> **Request**
From the entries below, extract every line that includes the word "JSON".

> **Dataset records**
--- start ---

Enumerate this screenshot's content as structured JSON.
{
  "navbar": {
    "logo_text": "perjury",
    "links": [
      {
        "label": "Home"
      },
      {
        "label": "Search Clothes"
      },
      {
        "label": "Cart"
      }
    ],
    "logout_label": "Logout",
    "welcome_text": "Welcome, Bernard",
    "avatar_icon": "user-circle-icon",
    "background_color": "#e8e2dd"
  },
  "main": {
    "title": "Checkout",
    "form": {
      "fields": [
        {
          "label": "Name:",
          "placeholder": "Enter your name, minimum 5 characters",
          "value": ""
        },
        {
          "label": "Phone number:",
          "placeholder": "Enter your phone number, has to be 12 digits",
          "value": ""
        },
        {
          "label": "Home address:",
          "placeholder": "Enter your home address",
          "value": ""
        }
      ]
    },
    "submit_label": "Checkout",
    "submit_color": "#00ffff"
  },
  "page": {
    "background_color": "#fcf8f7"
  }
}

--- end ---
--- start ---

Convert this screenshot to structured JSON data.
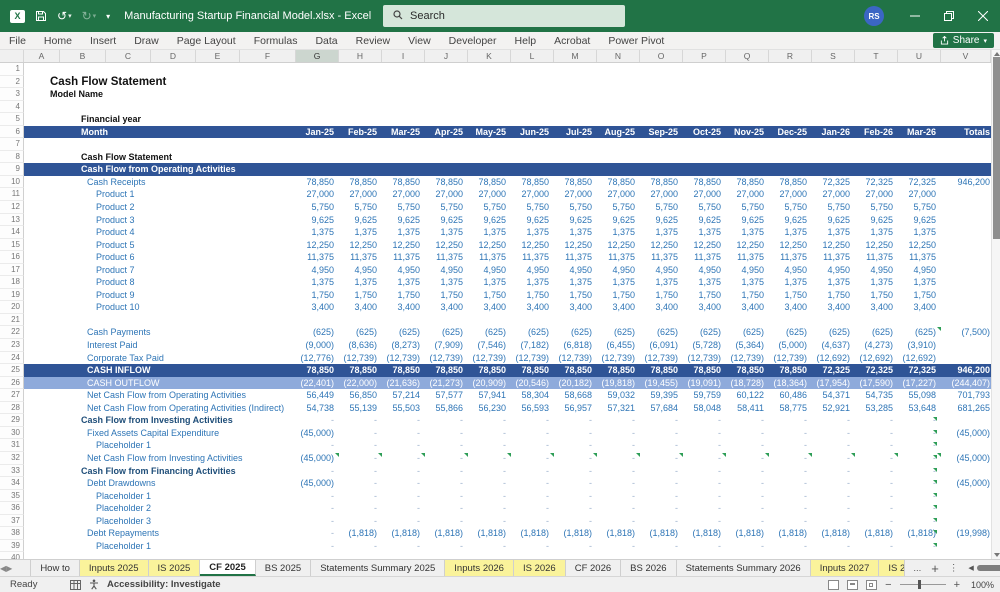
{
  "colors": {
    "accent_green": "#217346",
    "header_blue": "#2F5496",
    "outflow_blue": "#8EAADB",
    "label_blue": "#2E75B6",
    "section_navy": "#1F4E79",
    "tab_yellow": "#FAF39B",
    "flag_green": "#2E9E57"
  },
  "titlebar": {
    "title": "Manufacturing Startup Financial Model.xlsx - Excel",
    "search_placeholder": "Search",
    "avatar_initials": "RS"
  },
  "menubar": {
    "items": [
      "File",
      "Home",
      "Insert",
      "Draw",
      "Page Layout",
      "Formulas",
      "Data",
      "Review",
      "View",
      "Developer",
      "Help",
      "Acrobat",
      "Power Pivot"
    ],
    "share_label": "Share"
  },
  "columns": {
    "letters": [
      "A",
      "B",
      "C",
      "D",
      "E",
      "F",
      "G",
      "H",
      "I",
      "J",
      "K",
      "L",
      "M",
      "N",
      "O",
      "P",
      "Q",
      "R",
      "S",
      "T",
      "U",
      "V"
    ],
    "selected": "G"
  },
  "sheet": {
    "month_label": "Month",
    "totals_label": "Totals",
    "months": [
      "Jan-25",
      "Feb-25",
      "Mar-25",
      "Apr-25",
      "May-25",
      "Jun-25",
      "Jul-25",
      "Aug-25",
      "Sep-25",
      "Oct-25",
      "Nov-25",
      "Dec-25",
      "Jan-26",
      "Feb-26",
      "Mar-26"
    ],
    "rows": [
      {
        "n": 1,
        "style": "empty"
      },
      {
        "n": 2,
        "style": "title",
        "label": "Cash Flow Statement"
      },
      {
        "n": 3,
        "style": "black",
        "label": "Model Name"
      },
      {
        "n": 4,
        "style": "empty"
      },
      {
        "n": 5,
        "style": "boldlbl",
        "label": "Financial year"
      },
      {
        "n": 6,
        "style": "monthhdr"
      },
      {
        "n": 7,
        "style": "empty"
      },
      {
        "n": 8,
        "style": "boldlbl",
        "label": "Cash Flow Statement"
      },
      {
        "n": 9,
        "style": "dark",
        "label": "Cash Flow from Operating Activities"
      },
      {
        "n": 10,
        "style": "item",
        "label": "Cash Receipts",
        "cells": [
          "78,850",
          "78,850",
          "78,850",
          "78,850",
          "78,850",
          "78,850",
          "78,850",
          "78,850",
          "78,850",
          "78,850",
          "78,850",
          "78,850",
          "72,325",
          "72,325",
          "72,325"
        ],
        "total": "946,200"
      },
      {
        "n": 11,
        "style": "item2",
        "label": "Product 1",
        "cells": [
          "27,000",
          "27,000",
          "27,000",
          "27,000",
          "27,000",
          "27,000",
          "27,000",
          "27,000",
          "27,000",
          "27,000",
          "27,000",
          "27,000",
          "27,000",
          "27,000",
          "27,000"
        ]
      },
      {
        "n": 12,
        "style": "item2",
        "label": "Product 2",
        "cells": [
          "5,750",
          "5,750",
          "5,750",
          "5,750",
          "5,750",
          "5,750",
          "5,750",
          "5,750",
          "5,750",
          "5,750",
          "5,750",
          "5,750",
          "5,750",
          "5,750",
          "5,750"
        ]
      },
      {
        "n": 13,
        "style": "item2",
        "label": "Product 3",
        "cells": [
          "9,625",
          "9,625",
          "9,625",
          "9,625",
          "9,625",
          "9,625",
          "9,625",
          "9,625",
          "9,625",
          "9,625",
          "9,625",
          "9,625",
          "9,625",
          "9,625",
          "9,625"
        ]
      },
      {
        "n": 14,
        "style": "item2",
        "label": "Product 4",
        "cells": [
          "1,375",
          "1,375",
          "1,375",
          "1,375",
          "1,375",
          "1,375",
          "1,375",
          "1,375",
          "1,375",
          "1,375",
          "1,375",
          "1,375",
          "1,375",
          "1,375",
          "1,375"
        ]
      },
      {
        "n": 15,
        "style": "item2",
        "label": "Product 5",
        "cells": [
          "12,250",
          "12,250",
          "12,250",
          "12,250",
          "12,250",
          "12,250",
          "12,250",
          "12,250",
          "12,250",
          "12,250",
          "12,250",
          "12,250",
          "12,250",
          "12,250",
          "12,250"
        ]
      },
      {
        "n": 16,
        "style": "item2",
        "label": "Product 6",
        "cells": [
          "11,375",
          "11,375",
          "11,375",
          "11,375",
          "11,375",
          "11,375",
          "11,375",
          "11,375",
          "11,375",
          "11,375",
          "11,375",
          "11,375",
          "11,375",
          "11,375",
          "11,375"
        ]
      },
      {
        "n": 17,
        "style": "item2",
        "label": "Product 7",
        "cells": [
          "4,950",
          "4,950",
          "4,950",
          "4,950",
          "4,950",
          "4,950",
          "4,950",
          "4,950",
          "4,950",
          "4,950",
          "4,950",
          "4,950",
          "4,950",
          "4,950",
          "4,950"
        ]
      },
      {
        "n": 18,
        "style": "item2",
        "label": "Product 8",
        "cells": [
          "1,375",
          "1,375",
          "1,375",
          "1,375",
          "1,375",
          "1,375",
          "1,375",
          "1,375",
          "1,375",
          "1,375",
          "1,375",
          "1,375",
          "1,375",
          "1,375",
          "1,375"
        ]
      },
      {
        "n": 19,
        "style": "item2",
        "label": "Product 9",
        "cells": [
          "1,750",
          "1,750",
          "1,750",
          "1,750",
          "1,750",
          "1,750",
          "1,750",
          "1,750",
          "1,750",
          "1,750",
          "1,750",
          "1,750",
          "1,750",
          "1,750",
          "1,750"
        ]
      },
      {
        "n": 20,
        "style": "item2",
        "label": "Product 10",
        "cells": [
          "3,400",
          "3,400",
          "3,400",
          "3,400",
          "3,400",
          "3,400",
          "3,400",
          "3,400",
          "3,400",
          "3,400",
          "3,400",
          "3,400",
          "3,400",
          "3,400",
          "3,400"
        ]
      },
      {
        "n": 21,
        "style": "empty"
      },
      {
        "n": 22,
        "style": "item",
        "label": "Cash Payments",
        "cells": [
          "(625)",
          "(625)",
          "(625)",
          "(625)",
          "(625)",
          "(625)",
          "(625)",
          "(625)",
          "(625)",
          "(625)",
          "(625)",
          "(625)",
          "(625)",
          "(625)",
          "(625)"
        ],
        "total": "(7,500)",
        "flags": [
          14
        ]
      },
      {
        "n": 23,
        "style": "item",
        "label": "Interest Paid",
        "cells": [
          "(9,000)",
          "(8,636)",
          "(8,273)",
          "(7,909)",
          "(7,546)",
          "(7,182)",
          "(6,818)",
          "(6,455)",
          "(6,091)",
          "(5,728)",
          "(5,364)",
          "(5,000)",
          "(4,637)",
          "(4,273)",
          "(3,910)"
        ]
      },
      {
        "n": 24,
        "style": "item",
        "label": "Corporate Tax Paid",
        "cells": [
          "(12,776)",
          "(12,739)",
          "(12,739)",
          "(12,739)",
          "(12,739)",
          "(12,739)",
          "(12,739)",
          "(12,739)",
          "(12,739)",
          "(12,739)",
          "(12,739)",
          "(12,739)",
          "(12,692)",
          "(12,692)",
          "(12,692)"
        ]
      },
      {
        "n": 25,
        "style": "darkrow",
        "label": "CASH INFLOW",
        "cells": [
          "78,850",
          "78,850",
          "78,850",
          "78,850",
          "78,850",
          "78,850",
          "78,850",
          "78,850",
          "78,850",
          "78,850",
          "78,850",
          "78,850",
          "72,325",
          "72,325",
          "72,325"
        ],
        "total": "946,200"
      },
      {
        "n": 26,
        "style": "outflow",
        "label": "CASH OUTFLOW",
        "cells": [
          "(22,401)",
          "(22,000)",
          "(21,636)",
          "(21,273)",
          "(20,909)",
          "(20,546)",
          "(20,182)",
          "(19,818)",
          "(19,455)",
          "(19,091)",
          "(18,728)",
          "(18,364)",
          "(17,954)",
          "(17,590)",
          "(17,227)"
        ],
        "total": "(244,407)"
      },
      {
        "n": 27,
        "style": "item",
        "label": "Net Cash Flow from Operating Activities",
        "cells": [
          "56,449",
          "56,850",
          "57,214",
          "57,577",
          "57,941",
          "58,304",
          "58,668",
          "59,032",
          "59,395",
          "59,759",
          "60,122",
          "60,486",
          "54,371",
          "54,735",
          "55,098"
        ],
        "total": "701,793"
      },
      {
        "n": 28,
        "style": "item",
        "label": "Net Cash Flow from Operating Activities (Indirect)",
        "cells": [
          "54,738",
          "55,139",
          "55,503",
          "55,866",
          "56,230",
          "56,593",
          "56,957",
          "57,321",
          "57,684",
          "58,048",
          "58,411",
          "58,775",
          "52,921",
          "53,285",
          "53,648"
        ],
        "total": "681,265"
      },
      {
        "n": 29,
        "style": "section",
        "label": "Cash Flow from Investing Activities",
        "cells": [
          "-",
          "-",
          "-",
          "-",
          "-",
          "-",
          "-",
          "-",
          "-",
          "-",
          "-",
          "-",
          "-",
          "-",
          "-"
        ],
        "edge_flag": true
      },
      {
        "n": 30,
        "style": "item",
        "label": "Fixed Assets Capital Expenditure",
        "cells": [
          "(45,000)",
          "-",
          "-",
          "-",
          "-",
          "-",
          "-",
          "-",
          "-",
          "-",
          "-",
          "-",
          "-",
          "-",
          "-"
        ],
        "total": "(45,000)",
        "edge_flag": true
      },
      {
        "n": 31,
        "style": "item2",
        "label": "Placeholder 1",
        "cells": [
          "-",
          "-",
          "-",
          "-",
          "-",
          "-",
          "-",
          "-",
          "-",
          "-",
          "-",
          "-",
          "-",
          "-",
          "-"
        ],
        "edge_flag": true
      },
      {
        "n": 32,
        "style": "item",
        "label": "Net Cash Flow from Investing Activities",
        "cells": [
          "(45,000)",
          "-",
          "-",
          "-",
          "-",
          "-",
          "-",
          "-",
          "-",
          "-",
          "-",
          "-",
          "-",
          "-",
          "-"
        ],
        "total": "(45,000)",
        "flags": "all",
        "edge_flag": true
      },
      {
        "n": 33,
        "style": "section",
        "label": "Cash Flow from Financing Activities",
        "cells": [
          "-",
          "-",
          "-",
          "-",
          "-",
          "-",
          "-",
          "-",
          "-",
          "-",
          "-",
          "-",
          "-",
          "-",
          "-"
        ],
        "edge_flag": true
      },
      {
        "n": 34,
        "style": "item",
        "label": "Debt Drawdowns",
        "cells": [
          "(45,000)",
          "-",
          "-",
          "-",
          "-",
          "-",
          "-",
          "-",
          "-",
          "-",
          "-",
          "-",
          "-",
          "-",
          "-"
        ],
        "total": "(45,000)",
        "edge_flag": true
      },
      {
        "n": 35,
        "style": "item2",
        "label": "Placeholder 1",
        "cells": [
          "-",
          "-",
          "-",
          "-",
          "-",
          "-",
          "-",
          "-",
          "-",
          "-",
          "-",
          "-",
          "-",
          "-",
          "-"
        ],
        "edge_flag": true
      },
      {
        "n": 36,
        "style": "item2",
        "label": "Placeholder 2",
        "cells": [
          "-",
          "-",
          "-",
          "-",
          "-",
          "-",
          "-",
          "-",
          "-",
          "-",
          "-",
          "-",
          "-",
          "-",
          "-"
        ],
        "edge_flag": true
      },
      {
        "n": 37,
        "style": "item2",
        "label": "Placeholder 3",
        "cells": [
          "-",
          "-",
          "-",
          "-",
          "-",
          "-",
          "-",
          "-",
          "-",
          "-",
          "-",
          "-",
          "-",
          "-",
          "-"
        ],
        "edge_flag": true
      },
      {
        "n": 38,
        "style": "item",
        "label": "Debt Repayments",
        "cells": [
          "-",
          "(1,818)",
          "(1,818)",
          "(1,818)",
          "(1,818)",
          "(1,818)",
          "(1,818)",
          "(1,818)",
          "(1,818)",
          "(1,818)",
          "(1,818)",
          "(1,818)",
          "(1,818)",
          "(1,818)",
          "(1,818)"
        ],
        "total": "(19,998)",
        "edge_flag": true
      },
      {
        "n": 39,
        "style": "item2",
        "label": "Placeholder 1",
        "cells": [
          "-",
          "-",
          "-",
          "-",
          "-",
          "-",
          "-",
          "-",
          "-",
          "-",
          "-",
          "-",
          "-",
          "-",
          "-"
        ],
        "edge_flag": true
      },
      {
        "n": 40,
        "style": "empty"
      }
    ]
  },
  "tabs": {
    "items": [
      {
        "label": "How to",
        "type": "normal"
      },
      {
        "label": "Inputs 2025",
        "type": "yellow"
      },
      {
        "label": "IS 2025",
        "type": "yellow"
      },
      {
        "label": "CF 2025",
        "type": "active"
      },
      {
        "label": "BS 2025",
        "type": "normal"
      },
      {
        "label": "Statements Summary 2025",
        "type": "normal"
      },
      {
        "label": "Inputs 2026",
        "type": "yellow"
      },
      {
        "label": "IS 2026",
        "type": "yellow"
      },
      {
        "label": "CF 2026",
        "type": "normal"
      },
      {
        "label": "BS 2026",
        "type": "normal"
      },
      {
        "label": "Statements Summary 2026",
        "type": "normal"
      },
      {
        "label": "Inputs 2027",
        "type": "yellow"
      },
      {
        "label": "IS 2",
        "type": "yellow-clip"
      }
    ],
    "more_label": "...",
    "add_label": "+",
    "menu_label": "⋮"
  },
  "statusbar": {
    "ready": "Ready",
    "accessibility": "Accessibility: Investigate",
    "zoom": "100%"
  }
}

--- end ---

> **Output of the exercise**
Enumerate this screenshot's content as structured JSON.
Convert this screenshot to structured JSON data.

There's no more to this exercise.